> **TASK INSTRUCTIONS**
Compute the number of lines that include the string "projektów", then output that number and nothing else.

A run of records
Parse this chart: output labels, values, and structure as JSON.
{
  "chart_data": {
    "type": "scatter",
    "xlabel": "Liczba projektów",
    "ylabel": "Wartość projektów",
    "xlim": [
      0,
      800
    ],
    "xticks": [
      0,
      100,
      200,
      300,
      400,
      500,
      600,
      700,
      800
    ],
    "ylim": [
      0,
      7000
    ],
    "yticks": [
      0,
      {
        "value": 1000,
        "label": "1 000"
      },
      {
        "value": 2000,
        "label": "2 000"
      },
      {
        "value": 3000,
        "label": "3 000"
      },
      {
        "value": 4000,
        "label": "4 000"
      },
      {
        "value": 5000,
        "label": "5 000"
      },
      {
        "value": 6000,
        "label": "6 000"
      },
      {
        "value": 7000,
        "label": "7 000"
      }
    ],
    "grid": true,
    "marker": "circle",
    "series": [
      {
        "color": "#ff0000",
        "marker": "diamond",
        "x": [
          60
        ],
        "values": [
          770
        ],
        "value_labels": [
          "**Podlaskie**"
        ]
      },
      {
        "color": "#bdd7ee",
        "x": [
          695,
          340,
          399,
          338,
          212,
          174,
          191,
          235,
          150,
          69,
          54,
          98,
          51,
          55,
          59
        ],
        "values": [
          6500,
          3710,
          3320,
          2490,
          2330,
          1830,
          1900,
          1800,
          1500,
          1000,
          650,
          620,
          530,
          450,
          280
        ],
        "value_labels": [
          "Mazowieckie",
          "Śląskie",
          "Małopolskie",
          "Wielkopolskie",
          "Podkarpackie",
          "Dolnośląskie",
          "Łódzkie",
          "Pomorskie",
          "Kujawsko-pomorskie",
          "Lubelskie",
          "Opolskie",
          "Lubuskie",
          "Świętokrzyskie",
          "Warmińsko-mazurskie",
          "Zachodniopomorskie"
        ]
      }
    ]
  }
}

> **ANSWER TO THIS TASK**
2